---- Exercise data

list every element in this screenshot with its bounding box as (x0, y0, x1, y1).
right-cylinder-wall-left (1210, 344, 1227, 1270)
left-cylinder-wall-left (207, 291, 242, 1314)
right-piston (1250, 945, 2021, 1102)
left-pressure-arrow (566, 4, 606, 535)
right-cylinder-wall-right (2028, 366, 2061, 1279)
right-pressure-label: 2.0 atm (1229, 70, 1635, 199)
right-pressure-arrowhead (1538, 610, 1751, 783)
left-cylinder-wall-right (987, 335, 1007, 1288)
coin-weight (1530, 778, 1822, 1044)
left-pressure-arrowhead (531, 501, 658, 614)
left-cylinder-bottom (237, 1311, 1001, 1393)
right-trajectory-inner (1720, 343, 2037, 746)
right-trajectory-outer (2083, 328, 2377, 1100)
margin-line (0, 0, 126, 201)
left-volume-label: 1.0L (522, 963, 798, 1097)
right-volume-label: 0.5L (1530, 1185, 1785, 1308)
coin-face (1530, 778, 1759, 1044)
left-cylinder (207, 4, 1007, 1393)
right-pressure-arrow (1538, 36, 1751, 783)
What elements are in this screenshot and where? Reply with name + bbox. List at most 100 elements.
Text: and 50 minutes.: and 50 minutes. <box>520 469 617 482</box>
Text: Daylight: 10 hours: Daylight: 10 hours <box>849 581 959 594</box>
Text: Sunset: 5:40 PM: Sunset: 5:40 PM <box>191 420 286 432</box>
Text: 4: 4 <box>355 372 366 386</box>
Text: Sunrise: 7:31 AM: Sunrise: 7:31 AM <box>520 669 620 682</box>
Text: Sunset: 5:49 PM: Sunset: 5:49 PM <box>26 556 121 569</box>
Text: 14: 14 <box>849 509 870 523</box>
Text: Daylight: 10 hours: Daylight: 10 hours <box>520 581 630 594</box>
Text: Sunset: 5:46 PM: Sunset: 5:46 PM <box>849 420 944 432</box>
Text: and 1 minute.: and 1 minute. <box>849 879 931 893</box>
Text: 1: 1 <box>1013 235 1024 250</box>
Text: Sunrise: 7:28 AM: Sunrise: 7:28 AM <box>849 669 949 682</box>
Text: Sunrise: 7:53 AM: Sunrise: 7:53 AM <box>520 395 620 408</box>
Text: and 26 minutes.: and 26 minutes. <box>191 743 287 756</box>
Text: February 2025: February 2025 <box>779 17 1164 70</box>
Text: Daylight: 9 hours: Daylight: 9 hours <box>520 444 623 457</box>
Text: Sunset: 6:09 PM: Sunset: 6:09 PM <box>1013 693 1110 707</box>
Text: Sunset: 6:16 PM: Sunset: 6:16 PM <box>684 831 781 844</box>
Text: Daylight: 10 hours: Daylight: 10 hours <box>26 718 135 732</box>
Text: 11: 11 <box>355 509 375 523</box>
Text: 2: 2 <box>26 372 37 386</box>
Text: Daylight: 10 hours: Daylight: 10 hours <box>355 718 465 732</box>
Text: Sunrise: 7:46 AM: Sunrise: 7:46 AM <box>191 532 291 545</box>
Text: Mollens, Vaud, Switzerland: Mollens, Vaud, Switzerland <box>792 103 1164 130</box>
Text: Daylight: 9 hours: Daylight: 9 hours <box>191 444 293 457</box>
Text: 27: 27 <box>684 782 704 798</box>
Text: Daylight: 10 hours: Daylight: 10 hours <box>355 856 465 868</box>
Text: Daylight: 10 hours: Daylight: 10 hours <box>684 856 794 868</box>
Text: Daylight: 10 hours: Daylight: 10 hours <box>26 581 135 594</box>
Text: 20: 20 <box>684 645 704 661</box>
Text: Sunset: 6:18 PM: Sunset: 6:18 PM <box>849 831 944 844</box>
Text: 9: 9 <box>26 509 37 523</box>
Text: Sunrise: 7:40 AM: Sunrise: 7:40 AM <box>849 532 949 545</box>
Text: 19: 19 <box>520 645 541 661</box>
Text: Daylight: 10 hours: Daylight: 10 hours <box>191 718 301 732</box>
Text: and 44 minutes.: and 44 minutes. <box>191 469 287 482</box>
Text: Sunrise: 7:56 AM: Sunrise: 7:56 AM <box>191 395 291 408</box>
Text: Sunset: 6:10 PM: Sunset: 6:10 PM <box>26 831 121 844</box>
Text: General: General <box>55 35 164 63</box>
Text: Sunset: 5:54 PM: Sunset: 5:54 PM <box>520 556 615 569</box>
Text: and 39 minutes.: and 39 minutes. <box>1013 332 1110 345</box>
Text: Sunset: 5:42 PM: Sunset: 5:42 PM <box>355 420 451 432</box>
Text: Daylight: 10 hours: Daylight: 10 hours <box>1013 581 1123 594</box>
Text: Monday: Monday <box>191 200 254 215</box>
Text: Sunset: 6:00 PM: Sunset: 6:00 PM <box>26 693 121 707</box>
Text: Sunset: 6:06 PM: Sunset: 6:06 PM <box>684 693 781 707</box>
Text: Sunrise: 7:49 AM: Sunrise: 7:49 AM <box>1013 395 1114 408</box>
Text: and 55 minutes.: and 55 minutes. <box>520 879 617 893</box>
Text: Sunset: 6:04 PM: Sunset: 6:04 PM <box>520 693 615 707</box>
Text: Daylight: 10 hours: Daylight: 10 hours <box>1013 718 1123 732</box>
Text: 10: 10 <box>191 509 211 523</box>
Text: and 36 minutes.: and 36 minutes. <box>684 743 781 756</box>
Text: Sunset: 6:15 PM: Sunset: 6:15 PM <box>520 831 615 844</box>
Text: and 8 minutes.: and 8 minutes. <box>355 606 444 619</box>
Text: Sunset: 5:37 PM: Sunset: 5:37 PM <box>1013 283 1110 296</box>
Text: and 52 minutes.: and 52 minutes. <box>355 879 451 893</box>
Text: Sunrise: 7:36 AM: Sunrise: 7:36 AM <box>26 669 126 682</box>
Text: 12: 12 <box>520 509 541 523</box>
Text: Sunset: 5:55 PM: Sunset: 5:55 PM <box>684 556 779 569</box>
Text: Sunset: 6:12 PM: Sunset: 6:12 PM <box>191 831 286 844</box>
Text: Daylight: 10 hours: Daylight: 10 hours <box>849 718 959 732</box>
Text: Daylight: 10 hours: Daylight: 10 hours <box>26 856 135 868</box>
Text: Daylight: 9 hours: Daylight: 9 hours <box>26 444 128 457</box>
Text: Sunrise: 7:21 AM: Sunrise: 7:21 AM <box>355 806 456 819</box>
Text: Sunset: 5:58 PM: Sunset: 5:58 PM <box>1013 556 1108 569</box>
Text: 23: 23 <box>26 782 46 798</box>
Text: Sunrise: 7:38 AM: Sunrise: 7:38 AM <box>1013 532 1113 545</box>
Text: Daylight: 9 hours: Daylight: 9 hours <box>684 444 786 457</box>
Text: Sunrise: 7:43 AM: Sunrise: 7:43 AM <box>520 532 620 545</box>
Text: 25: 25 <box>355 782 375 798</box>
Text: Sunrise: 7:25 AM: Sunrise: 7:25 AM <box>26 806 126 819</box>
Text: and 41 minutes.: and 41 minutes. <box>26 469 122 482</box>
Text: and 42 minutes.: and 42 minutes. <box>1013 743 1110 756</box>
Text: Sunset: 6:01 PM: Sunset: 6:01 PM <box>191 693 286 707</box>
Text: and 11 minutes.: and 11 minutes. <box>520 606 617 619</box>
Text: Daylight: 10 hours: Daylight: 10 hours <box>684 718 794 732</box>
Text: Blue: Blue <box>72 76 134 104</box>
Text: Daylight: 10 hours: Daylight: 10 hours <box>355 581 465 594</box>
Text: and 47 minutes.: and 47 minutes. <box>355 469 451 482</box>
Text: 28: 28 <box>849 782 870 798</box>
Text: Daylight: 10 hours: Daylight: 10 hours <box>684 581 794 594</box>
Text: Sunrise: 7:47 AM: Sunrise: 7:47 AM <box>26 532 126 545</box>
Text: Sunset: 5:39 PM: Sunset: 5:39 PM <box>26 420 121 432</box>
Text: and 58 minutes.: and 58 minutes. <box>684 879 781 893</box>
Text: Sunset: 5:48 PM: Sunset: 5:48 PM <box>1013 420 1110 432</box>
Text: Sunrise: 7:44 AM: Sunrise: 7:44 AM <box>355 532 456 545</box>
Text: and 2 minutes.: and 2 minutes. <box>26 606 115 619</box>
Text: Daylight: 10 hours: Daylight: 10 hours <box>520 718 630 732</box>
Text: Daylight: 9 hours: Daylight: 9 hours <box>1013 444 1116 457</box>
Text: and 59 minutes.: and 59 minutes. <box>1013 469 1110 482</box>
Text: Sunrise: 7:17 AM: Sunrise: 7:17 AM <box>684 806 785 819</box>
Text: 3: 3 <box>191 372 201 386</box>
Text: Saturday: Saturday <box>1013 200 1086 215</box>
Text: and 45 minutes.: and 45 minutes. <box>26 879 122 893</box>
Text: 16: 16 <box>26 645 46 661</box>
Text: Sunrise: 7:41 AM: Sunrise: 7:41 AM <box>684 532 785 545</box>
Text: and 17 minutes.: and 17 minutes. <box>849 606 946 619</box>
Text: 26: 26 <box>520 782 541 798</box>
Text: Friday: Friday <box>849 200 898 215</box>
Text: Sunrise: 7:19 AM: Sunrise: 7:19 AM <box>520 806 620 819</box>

--------

Exercise goal:
Reproduce everything from the very start of the rows above down to the line that contains "right-pressure-label: 2.0 atm", including both of those lines, without any change.

Solution below:
list every element in this screenshot with its bounding box as (x0, y0, x1, y1).
right-cylinder-wall-left (1210, 344, 1227, 1270)
left-cylinder-wall-left (207, 291, 242, 1314)
right-piston (1250, 945, 2021, 1102)
left-pressure-arrow (566, 4, 606, 535)
right-cylinder-wall-right (2028, 366, 2061, 1279)
right-pressure-label: 2.0 atm (1229, 70, 1635, 199)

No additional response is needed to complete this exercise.